# TASK DETAILS
In the entries, find all lines that hold the word "text" and copy them.

# MATERIAL PROVIDED
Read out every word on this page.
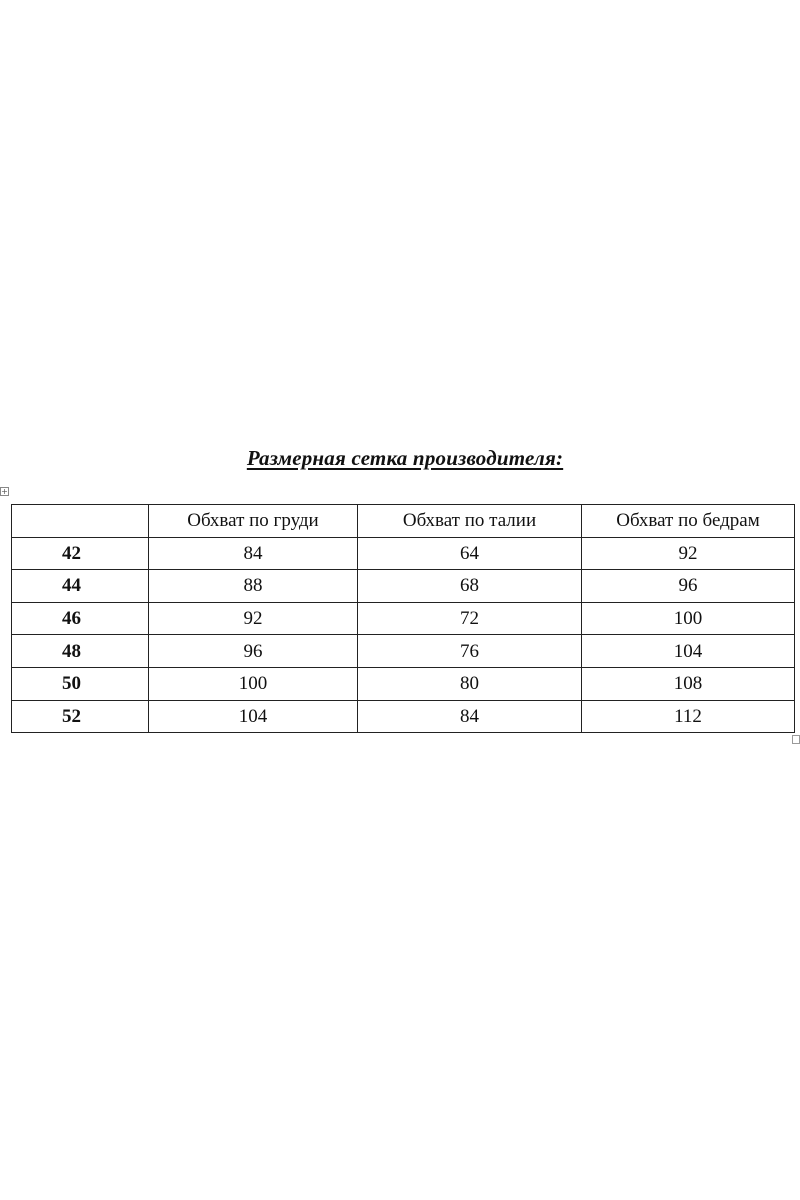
Размерная сетка производителя:
+
	Обхват по груди	Обхват по талии	Обхват по бедрам
42	84	64	92
44	88	68	96
46	92	72	100
48	96	76	104
50	100	80	108
52	104	84	112
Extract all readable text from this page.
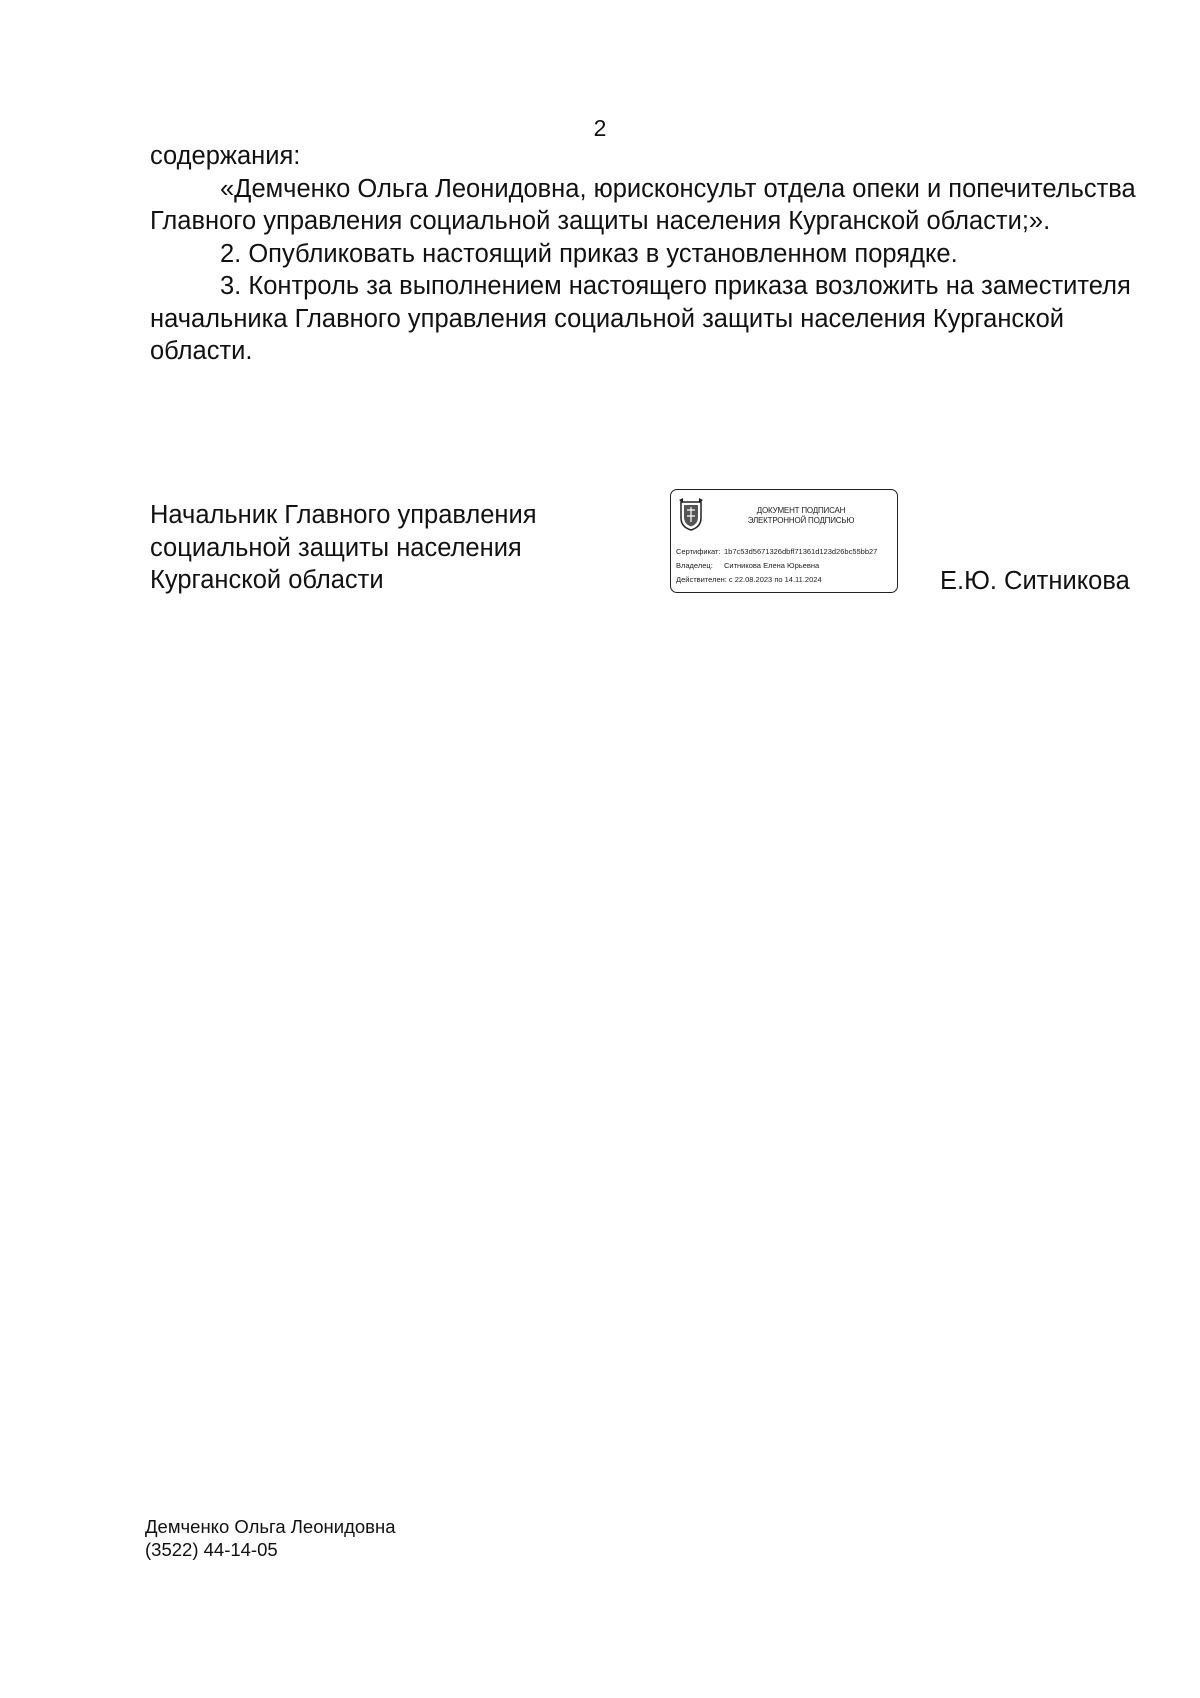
2

содержания:

«Демченко Ольга Леонидовна, юрисконсульт отдела опеки и попечительства Главного управления социальной защиты населения Курганской области;».

2. Опубликовать настоящий приказ в установленном порядке.

3. Контроль за выполнением настоящего приказа возложить на заместителя начальника Главного управления социальной защиты населения Курганской области.

Начальник Главного управления
социальной защиты населения
Курганской области
ДОКУМЕНТ ПОДПИСАН
ЭЛЕКТРОННОЙ ПОДПИСЬЮ
Сертификат: 1b7c53d5671326dbff71361d123d26bc55bb27
Владелец:	Ситникова Елена Юрьевна
Действителен: с 22.08.2023 по 14.11.2024	Е.Ю. Ситникова
Демченко Ольга Леонидовна
(3522) 44-14-05
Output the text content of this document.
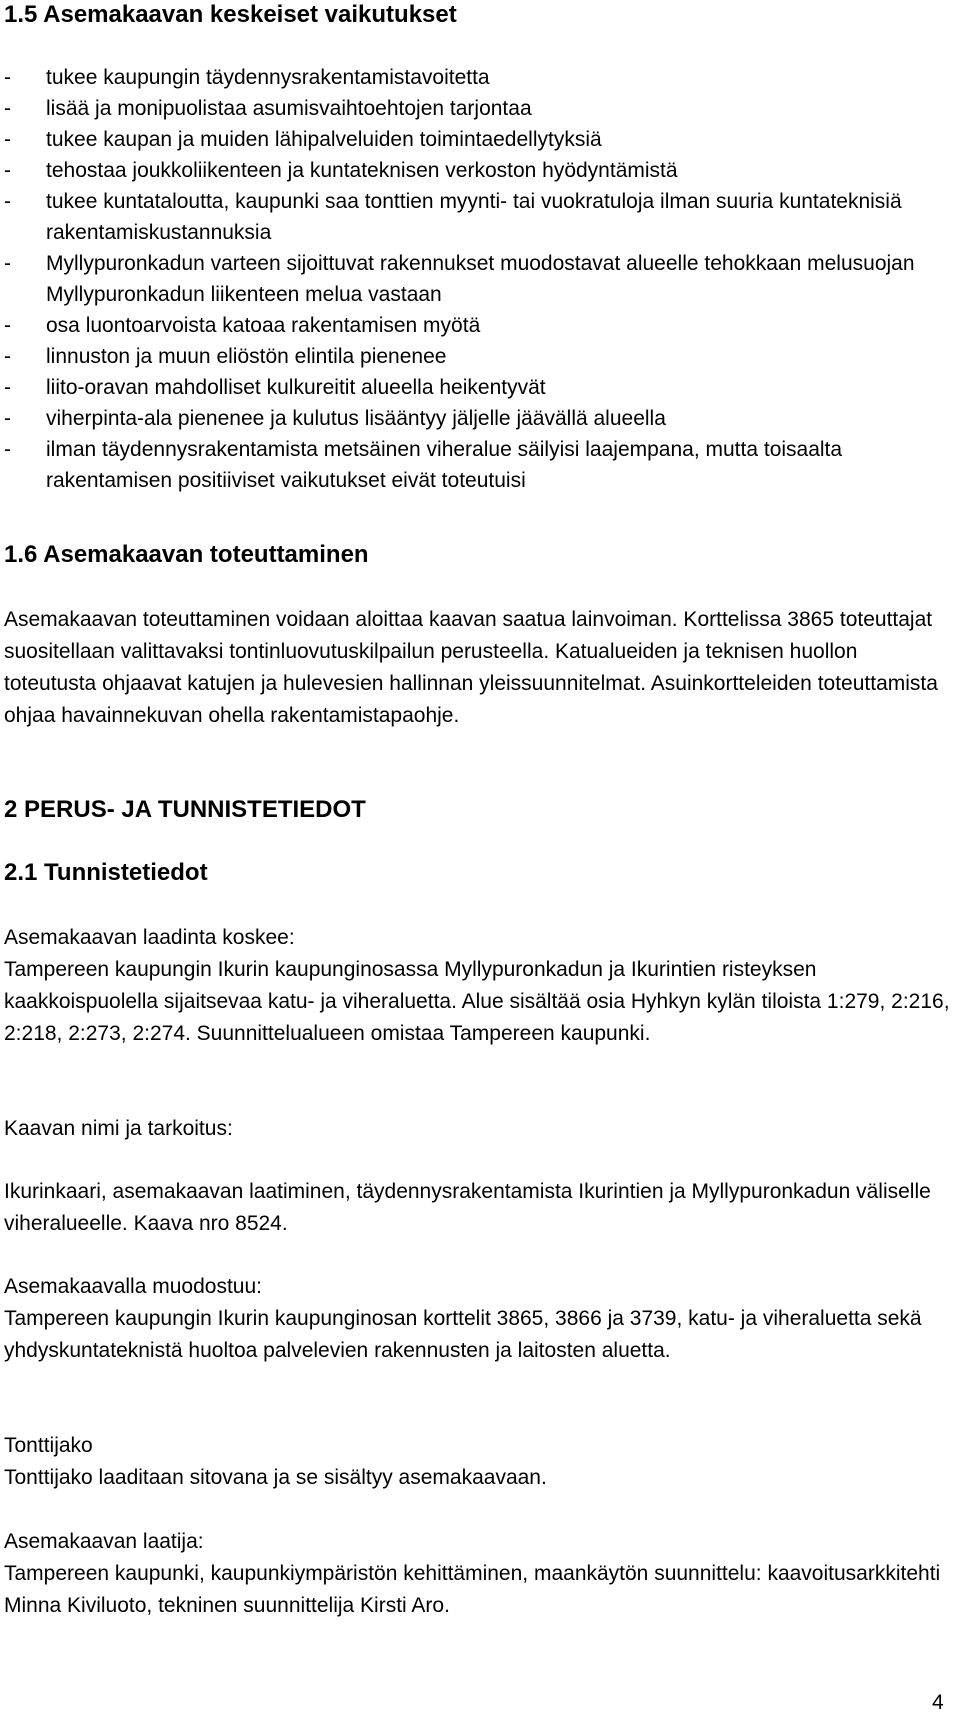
1.5 Asemakaavan keskeiset vaikutukset
- tukee kaupungin täydennysrakentamistavoitetta
- lisää ja monipuolistaa asumisvaihtoehtojen tarjontaa
- tukee kaupan ja muiden lähipalveluiden toimintaedellytyksiä
- tehostaa joukkoliikenteen ja kuntateknisen verkoston hyödyntämistä
- tukee kuntataloutta, kaupunki saa tonttien myynti- tai vuokratuloja ilman suuria kuntateknisiä rakentamiskustannuksia
- Myllypuronkadun varteen sijoittuvat rakennukset muodostavat alueelle tehokkaan melusuojan Myllypuronkadun liikenteen melua vastaan
- osa luontoarvoista katoaa rakentamisen myötä
- linnuston ja muun eliöstön elintila pienenee
- liito-oravan mahdolliset kulkureitit alueella heikentyvät
- viherpinta-ala pienenee ja kulutus lisääntyy jäljelle jäävällä alueella
- ilman täydennysrakentamista metsäinen viheralue säilyisi laajempana, mutta toisaalta rakentamisen positiiviset vaikutukset eivät toteutuisi
1.6 Asemakaavan toteuttaminen

Asemakaavan toteuttaminen voidaan aloittaa kaavan saatua lainvoiman. Korttelissa 3865 toteuttajat suositellaan valittavaksi tontinluovutuskilpailun perusteella. Katualueiden ja teknisen huollon toteutusta ohjaavat katujen ja hulevesien hallinnan yleissuunnitelmat. Asuinkortteleiden toteuttamista ohjaa havainnekuvan ohella rakentamistapaohje.

2 PERUS- JA TUNNISTETIEDOT
2.1 Tunnistetiedot

Asemakaavan laadinta koskee:

Tampereen kaupungin Ikurin kaupunginosassa Myllypuronkadun ja Ikurintien risteyksen kaakkoispuolella sijaitsevaa katu- ja viheraluetta. Alue sisältää osia Hyhkyn kylän tiloista 1:279, 2:216, 2:218, 2:273, 2:274. Suunnittelualueen omistaa Tampereen kaupunki.

Kaavan nimi ja tarkoitus:

Ikurinkaari, asemakaavan laatiminen, täydennysrakentamista Ikurintien ja Myllypuronkadun väliselle viheralueelle. Kaava nro 8524.

Asemakaavalla muodostuu:

Tampereen kaupungin Ikurin kaupunginosan korttelit 3865, 3866 ja 3739, katu- ja viheraluetta sekä yhdyskuntateknistä huoltoa palvelevien rakennusten ja laitosten aluetta.

Tonttijako

Tonttijako laaditaan sitovana ja se sisältyy asemakaavaan.

Asemakaavan laatija:

Tampereen kaupunki, kaupunkiympäristön kehittäminen, maankäytön suunnittelu: kaavoitusarkkitehti Minna Kiviluoto, tekninen suunnittelija Kirsti Aro.

4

# ANSWER TO THE EXERCISE
Extract all readable text from this page.
Output the text content of this document.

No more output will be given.